____ RECORDED INFORMATION
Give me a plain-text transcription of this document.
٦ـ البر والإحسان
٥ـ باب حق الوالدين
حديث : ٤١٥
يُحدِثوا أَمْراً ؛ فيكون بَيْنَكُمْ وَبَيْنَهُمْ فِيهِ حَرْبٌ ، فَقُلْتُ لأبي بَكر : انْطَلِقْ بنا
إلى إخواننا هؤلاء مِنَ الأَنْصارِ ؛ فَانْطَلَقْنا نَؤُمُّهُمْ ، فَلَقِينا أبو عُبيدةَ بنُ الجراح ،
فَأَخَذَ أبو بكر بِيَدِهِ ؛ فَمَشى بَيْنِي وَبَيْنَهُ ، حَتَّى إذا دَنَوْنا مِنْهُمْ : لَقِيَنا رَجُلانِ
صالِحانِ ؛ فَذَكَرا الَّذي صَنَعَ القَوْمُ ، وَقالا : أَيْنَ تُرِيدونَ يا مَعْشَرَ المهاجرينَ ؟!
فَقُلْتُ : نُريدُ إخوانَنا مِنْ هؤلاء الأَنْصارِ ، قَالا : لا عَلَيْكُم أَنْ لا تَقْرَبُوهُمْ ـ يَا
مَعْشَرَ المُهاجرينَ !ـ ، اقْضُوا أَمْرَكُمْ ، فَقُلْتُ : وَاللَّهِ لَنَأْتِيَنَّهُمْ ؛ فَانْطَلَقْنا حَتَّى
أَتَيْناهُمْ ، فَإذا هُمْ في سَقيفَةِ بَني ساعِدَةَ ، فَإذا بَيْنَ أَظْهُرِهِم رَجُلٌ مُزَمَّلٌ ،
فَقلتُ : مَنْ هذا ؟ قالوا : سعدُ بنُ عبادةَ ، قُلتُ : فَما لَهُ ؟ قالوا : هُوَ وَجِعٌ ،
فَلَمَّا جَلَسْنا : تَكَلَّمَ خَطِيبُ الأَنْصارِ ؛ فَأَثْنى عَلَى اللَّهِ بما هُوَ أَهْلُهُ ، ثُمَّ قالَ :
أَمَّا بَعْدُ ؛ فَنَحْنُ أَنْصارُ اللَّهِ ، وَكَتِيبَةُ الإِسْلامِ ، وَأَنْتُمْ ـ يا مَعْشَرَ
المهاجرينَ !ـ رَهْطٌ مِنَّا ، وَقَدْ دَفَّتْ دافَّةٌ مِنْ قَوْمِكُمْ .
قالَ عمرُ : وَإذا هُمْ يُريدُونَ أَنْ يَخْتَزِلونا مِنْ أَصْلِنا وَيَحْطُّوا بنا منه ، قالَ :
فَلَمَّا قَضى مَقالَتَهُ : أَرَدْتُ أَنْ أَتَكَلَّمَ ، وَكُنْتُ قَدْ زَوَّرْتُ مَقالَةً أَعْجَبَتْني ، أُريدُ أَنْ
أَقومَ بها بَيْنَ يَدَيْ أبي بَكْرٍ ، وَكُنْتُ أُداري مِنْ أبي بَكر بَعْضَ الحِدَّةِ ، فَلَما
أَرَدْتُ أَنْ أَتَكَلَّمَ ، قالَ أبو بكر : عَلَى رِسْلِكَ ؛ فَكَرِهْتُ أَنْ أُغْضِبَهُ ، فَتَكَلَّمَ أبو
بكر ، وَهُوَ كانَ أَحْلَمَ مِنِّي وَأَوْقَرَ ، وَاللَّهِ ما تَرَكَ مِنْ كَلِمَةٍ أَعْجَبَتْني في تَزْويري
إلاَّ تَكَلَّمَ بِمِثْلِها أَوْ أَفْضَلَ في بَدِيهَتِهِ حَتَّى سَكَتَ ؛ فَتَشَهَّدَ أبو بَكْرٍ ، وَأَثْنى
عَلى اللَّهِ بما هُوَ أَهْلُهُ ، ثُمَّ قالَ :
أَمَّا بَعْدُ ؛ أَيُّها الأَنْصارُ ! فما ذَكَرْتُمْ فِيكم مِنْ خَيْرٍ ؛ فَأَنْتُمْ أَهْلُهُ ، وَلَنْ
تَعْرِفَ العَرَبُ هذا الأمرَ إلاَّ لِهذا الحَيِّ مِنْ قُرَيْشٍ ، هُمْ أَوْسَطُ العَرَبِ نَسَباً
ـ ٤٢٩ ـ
________
■ WRITTEN TASK ■
Answer with one number: how many lines of the entries above include the word "هؤلاء".

■ WRITTEN RESPONSE ■
2